*Richiesta*: Ricopi fedelmente, riga per riga, tutte le voci che seguono, senza alterarne alcun carattere.

*Materiale fornito*:
☆ ☆ ☆

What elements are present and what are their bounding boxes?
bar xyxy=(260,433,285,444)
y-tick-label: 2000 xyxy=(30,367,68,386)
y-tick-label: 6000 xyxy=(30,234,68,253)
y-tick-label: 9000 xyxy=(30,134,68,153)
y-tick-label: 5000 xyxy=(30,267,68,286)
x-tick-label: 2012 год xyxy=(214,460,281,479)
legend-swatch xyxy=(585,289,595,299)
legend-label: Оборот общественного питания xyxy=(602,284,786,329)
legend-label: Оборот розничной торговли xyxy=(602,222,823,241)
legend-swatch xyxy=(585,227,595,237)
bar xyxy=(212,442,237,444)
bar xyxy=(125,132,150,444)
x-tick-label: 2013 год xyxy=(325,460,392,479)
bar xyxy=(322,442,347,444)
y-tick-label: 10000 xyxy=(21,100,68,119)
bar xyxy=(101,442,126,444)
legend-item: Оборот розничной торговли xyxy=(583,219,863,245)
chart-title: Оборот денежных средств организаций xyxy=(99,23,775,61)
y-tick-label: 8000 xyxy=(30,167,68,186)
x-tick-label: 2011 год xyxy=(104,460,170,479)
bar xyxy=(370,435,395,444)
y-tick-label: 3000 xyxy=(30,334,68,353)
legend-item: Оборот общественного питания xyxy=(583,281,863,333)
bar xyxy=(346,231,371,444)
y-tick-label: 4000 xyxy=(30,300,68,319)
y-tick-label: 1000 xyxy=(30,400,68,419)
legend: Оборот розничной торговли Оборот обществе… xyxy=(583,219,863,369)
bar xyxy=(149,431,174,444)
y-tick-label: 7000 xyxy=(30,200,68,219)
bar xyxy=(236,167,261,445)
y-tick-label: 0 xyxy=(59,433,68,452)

☆ ☆ ☆

*Risposta al compito*:
What elements are present and what are their bounding boxes?
bar xyxy=(260,433,285,444)
y-tick-label: 2000 xyxy=(30,367,68,386)
y-tick-label: 6000 xyxy=(30,234,68,253)
y-tick-label: 9000 xyxy=(30,134,68,153)
y-tick-label: 5000 xyxy=(30,267,68,286)
x-tick-label: 2012 год xyxy=(214,460,281,479)
legend-swatch xyxy=(585,289,595,299)
legend-label: Оборот общественного питания xyxy=(602,284,786,329)
legend-label: Оборот розничной торговли xyxy=(602,222,823,241)
legend-swatch xyxy=(585,227,595,237)
bar xyxy=(212,442,237,444)
bar xyxy=(125,132,150,444)
x-tick-label: 2013 год xyxy=(325,460,392,479)
bar xyxy=(322,442,347,444)
y-tick-label: 10000 xyxy=(21,100,68,119)
bar xyxy=(101,442,126,444)
legend-item: Оборот розничной торговли xyxy=(583,219,863,245)
chart-title: Оборот денежных средств организаций xyxy=(99,23,775,61)
y-tick-label: 8000 xyxy=(30,167,68,186)
x-tick-label: 2011 год xyxy=(104,460,170,479)
bar xyxy=(370,435,395,444)
y-tick-label: 3000 xyxy=(30,334,68,353)
legend-item: Оборот общественного питания xyxy=(583,281,863,333)
bar xyxy=(346,231,371,444)
y-tick-label: 4000 xyxy=(30,300,68,319)
y-tick-label: 1000 xyxy=(30,400,68,419)
legend: Оборот розничной торговли Оборот обществе… xyxy=(583,219,863,369)
bar xyxy=(149,431,174,444)
y-tick-label: 7000 xyxy=(30,200,68,219)
bar xyxy=(236,167,261,445)
y-tick-label: 0 xyxy=(59,433,68,452)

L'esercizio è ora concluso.